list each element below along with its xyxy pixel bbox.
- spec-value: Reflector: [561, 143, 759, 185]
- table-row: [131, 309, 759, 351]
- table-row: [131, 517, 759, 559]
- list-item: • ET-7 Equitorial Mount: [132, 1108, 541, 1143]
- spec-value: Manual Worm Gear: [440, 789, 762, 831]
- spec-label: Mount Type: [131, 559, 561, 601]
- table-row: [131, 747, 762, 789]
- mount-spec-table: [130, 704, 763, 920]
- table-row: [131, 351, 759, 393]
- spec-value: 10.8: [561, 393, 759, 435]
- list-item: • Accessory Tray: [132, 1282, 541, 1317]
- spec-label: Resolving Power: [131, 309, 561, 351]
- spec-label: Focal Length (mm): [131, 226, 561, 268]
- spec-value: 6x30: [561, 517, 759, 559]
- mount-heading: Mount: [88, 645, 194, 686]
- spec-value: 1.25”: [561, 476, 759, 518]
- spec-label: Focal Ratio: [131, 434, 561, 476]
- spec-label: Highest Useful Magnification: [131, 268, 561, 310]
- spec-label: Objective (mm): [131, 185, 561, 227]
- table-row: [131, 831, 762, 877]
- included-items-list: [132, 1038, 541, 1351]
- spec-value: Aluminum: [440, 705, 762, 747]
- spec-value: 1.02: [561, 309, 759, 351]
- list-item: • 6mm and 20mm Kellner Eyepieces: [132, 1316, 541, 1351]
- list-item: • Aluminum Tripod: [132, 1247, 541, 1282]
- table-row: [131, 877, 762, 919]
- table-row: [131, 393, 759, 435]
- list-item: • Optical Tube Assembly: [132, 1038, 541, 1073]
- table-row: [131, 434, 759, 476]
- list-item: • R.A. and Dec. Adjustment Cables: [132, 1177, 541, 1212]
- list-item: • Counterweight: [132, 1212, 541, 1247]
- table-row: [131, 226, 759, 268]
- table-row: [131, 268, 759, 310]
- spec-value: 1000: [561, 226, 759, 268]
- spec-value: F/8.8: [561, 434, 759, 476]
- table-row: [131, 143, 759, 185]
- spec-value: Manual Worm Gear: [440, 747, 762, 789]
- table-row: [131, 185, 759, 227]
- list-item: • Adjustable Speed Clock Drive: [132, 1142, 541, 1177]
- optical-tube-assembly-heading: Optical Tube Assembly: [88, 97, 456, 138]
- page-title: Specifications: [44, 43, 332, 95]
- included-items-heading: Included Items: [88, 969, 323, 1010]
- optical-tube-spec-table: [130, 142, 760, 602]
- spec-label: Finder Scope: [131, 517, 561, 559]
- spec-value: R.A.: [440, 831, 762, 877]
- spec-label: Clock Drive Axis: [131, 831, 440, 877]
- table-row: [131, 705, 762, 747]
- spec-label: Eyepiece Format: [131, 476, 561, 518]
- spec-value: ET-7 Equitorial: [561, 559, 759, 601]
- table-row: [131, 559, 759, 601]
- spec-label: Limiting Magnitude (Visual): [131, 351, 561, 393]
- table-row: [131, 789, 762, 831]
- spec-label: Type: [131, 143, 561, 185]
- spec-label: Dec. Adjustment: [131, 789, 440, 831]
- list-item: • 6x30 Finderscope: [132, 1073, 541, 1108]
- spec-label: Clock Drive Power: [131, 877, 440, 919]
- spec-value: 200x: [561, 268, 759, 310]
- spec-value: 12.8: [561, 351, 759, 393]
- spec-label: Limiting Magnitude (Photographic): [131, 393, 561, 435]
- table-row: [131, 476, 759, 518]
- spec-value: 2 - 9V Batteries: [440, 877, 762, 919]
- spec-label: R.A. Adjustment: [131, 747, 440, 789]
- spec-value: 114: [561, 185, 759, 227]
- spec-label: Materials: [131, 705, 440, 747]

__Your objective__. Please copy every line of the records above, unchanged.

__The completed task__.
list each element below along with its xyxy pixel bbox.
- spec-value: Reflector: [561, 143, 759, 185]
- table-row: [131, 309, 759, 351]
- table-row: [131, 517, 759, 559]
- list-item: • ET-7 Equitorial Mount: [132, 1108, 541, 1143]
- spec-value: Manual Worm Gear: [440, 789, 762, 831]
- spec-label: Mount Type: [131, 559, 561, 601]
- table-row: [131, 747, 762, 789]
- mount-spec-table: [130, 704, 763, 920]
- table-row: [131, 351, 759, 393]
- spec-value: 10.8: [561, 393, 759, 435]
- list-item: • Accessory Tray: [132, 1282, 541, 1317]
- spec-label: Resolving Power: [131, 309, 561, 351]
- spec-label: Focal Length (mm): [131, 226, 561, 268]
- spec-value: 6x30: [561, 517, 759, 559]
- mount-heading: Mount: [88, 645, 194, 686]
- spec-value: 1.25”: [561, 476, 759, 518]
- spec-label: Focal Ratio: [131, 434, 561, 476]
- spec-label: Highest Useful Magnification: [131, 268, 561, 310]
- spec-label: Objective (mm): [131, 185, 561, 227]
- table-row: [131, 831, 762, 877]
- included-items-list: [132, 1038, 541, 1351]
- spec-value: Aluminum: [440, 705, 762, 747]
- spec-value: 1.02: [561, 309, 759, 351]
- list-item: • 6mm and 20mm Kellner Eyepieces: [132, 1316, 541, 1351]
- list-item: • Aluminum Tripod: [132, 1247, 541, 1282]
- table-row: [131, 877, 762, 919]
- table-row: [131, 393, 759, 435]
- list-item: • Optical Tube Assembly: [132, 1038, 541, 1073]
- table-row: [131, 434, 759, 476]
- list-item: • R.A. and Dec. Adjustment Cables: [132, 1177, 541, 1212]
- list-item: • Counterweight: [132, 1212, 541, 1247]
- table-row: [131, 226, 759, 268]
- table-row: [131, 268, 759, 310]
- spec-value: 1000: [561, 226, 759, 268]
- spec-value: F/8.8: [561, 434, 759, 476]
- table-row: [131, 143, 759, 185]
- spec-value: Manual Worm Gear: [440, 747, 762, 789]
- table-row: [131, 185, 759, 227]
- list-item: • Adjustable Speed Clock Drive: [132, 1142, 541, 1177]
- optical-tube-assembly-heading: Optical Tube Assembly: [88, 97, 456, 138]
- page-title: Specifications: [44, 43, 332, 95]
- included-items-heading: Included Items: [88, 969, 323, 1010]
- optical-tube-spec-table: [130, 142, 760, 602]
- spec-label: Finder Scope: [131, 517, 561, 559]
- spec-value: R.A.: [440, 831, 762, 877]
- spec-label: Clock Drive Axis: [131, 831, 440, 877]
- table-row: [131, 705, 762, 747]
- spec-label: Eyepiece Format: [131, 476, 561, 518]
- spec-value: ET-7 Equitorial: [561, 559, 759, 601]
- table-row: [131, 559, 759, 601]
- spec-label: Limiting Magnitude (Visual): [131, 351, 561, 393]
- table-row: [131, 789, 762, 831]
- spec-label: Type: [131, 143, 561, 185]
- spec-label: Dec. Adjustment: [131, 789, 440, 831]
- list-item: • 6x30 Finderscope: [132, 1073, 541, 1108]
- spec-label: Clock Drive Power: [131, 877, 440, 919]
- spec-value: 200x: [561, 268, 759, 310]
- spec-value: 12.8: [561, 351, 759, 393]
- spec-label: Limiting Magnitude (Photographic): [131, 393, 561, 435]
- table-row: [131, 476, 759, 518]
- spec-value: 2 - 9V Batteries: [440, 877, 762, 919]
- spec-label: R.A. Adjustment: [131, 747, 440, 789]
- spec-value: 114: [561, 185, 759, 227]
- spec-label: Materials: [131, 705, 440, 747]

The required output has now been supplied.